[Task data start]
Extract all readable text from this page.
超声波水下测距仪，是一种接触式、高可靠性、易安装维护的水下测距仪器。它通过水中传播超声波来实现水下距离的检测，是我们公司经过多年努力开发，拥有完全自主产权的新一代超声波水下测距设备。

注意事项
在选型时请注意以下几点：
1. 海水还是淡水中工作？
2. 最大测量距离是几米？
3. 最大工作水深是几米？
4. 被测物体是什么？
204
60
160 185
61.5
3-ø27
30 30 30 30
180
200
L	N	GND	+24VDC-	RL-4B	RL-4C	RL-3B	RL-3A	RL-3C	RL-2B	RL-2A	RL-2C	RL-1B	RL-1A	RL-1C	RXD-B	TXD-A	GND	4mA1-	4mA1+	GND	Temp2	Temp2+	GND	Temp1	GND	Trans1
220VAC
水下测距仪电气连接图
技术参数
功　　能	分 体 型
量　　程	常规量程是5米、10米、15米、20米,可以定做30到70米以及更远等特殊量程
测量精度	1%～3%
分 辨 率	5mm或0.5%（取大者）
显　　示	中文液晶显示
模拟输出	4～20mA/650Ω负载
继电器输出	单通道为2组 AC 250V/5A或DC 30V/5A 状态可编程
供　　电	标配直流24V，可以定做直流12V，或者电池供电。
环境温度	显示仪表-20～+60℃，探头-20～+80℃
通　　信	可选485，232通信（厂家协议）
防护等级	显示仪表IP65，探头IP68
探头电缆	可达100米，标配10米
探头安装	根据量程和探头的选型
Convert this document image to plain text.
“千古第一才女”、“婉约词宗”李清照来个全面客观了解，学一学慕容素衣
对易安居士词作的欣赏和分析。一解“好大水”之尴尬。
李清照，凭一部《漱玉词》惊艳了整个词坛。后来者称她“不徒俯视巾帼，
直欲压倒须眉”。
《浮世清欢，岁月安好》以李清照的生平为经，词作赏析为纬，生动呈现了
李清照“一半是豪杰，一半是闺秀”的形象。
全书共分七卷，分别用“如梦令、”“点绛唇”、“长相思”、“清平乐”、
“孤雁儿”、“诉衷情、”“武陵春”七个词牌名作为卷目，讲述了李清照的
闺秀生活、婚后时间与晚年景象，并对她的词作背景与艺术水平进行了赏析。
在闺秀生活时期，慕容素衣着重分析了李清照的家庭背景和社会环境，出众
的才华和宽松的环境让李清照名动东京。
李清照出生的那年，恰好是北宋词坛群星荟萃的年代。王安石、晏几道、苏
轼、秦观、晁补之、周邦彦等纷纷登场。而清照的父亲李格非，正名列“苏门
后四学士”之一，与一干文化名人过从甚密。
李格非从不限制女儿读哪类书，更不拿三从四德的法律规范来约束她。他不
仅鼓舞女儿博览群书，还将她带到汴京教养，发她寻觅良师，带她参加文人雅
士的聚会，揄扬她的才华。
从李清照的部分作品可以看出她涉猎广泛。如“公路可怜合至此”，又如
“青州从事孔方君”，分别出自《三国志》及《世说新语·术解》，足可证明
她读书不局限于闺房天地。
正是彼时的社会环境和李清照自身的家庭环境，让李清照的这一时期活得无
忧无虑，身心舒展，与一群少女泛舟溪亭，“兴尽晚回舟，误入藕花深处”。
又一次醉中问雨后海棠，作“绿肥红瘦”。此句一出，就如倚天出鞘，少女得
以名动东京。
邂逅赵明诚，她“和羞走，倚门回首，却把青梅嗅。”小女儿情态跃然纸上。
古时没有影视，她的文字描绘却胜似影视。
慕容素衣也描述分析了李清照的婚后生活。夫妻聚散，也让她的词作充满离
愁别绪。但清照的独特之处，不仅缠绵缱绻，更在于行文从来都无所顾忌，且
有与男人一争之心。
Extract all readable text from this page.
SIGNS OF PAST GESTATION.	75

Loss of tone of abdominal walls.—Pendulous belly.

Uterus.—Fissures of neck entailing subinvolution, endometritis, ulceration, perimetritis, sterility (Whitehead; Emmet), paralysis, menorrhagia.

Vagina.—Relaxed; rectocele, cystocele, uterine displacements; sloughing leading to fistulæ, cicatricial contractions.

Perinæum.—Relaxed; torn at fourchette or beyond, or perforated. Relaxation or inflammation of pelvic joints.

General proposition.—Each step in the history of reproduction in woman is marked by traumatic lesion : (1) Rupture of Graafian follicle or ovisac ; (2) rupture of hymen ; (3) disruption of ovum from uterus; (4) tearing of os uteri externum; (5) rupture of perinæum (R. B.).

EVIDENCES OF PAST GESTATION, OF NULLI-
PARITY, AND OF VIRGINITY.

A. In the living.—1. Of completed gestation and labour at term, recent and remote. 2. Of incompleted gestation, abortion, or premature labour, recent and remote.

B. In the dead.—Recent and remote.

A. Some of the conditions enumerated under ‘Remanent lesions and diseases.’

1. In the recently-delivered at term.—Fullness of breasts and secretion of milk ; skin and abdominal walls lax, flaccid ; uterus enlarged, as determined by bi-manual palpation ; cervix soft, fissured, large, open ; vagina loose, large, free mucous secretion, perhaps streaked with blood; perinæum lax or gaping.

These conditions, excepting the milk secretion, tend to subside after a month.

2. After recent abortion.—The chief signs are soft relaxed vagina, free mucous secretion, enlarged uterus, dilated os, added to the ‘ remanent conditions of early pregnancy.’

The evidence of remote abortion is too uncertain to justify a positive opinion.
[Task data end]
Your objective
Copy all lines from the material that include "remote".

Full response
A. In the living.—1. Of completed gestation and labour at term, recent and remote. 2. Of incompleted gestation, abortion, or premature labour, recent and remote.
B. In the dead.—Recent and remote.
The evidence of remote abortion is too uncertain to justify a positive opinion.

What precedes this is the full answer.